[Start of Available records]
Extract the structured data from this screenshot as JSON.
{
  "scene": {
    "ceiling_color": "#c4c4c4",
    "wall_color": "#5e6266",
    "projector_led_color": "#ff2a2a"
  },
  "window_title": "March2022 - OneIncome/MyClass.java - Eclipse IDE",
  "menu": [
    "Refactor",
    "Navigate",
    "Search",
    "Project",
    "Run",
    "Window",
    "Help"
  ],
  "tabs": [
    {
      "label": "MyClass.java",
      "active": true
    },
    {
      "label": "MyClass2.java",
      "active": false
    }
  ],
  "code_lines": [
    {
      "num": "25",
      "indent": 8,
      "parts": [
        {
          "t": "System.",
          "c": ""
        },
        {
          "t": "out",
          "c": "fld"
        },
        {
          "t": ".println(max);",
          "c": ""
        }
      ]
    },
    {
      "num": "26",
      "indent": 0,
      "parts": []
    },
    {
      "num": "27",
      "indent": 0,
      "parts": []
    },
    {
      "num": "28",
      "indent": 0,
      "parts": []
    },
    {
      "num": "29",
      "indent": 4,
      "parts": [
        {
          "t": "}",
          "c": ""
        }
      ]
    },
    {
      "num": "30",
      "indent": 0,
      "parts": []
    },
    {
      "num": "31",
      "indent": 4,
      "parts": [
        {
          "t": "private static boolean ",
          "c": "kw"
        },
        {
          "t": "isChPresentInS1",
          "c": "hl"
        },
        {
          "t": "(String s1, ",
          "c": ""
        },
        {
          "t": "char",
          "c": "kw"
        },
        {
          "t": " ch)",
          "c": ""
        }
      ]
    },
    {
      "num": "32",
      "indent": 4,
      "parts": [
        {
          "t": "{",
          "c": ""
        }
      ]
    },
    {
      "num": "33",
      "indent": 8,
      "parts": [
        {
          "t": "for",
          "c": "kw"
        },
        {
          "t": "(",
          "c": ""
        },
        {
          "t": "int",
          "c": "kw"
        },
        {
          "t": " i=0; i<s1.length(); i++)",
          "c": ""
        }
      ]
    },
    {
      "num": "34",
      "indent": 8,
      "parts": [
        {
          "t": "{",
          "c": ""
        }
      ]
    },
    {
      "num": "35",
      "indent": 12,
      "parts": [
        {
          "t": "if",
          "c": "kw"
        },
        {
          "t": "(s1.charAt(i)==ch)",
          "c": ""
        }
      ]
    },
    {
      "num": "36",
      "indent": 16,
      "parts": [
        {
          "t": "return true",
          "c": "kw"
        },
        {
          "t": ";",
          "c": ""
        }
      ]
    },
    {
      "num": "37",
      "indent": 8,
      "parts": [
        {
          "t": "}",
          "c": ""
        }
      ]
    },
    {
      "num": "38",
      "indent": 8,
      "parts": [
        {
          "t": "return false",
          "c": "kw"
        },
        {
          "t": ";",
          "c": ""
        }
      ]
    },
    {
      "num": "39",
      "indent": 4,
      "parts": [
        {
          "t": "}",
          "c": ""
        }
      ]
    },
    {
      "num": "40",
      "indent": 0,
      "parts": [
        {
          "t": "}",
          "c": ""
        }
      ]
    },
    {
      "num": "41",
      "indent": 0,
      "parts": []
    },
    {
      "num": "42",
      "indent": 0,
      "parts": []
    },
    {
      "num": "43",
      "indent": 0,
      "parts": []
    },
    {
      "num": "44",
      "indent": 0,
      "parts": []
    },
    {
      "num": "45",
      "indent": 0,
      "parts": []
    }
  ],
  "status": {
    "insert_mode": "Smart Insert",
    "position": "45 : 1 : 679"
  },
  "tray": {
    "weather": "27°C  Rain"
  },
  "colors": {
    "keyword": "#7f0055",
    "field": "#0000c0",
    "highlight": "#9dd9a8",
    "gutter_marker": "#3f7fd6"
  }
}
[End of Available records]
What you need to do:
Repeat every entry exactly, please.

Problem solution:
Extract the structured data from this screenshot as JSON.
{
  "scene": {
    "ceiling_color": "#c4c4c4",
    "wall_color": "#5e6266",
    "projector_led_color": "#ff2a2a"
  },
  "window_title": "March2022 - OneIncome/MyClass.java - Eclipse IDE",
  "menu": [
    "Refactor",
    "Navigate",
    "Search",
    "Project",
    "Run",
    "Window",
    "Help"
  ],
  "tabs": [
    {
      "label": "MyClass.java",
      "active": true
    },
    {
      "label": "MyClass2.java",
      "active": false
    }
  ],
  "code_lines": [
    {
      "num": "25",
      "indent": 8,
      "parts": [
        {
          "t": "System.",
          "c": ""
        },
        {
          "t": "out",
          "c": "fld"
        },
        {
          "t": ".println(max);",
          "c": ""
        }
      ]
    },
    {
      "num": "26",
      "indent": 0,
      "parts": []
    },
    {
      "num": "27",
      "indent": 0,
      "parts": []
    },
    {
      "num": "28",
      "indent": 0,
      "parts": []
    },
    {
      "num": "29",
      "indent": 4,
      "parts": [
        {
          "t": "}",
          "c": ""
        }
      ]
    },
    {
      "num": "30",
      "indent": 0,
      "parts": []
    },
    {
      "num": "31",
      "indent": 4,
      "parts": [
        {
          "t": "private static boolean ",
          "c": "kw"
        },
        {
          "t": "isChPresentInS1",
          "c": "hl"
        },
        {
          "t": "(String s1, ",
          "c": ""
        },
        {
          "t": "char",
          "c": "kw"
        },
        {
          "t": " ch)",
          "c": ""
        }
      ]
    },
    {
      "num": "32",
      "indent": 4,
      "parts": [
        {
          "t": "{",
          "c": ""
        }
      ]
    },
    {
      "num": "33",
      "indent": 8,
      "parts": [
        {
          "t": "for",
          "c": "kw"
        },
        {
          "t": "(",
          "c": ""
        },
        {
          "t": "int",
          "c": "kw"
        },
        {
          "t": " i=0; i<s1.length(); i++)",
          "c": ""
        }
      ]
    },
    {
      "num": "34",
      "indent": 8,
      "parts": [
        {
          "t": "{",
          "c": ""
        }
      ]
    },
    {
      "num": "35",
      "indent": 12,
      "parts": [
        {
          "t": "if",
          "c": "kw"
        },
        {
          "t": "(s1.charAt(i)==ch)",
          "c": ""
        }
      ]
    },
    {
      "num": "36",
      "indent": 16,
      "parts": [
        {
          "t": "return true",
          "c": "kw"
        },
        {
          "t": ";",
          "c": ""
        }
      ]
    },
    {
      "num": "37",
      "indent": 8,
      "parts": [
        {
          "t": "}",
          "c": ""
        }
      ]
    },
    {
      "num": "38",
      "indent": 8,
      "parts": [
        {
          "t": "return false",
          "c": "kw"
        },
        {
          "t": ";",
          "c": ""
        }
      ]
    },
    {
      "num": "39",
      "indent": 4,
      "parts": [
        {
          "t": "}",
          "c": ""
        }
      ]
    },
    {
      "num": "40",
      "indent": 0,
      "parts": [
        {
          "t": "}",
          "c": ""
        }
      ]
    },
    {
      "num": "41",
      "indent": 0,
      "parts": []
    },
    {
      "num": "42",
      "indent": 0,
      "parts": []
    },
    {
      "num": "43",
      "indent": 0,
      "parts": []
    },
    {
      "num": "44",
      "indent": 0,
      "parts": []
    },
    {
      "num": "45",
      "indent": 0,
      "parts": []
    }
  ],
  "status": {
    "insert_mode": "Smart Insert",
    "position": "45 : 1 : 679"
  },
  "tray": {
    "weather": "27°C  Rain"
  },
  "colors": {
    "keyword": "#7f0055",
    "field": "#0000c0",
    "highlight": "#9dd9a8",
    "gutter_marker": "#3f7fd6"
  }
}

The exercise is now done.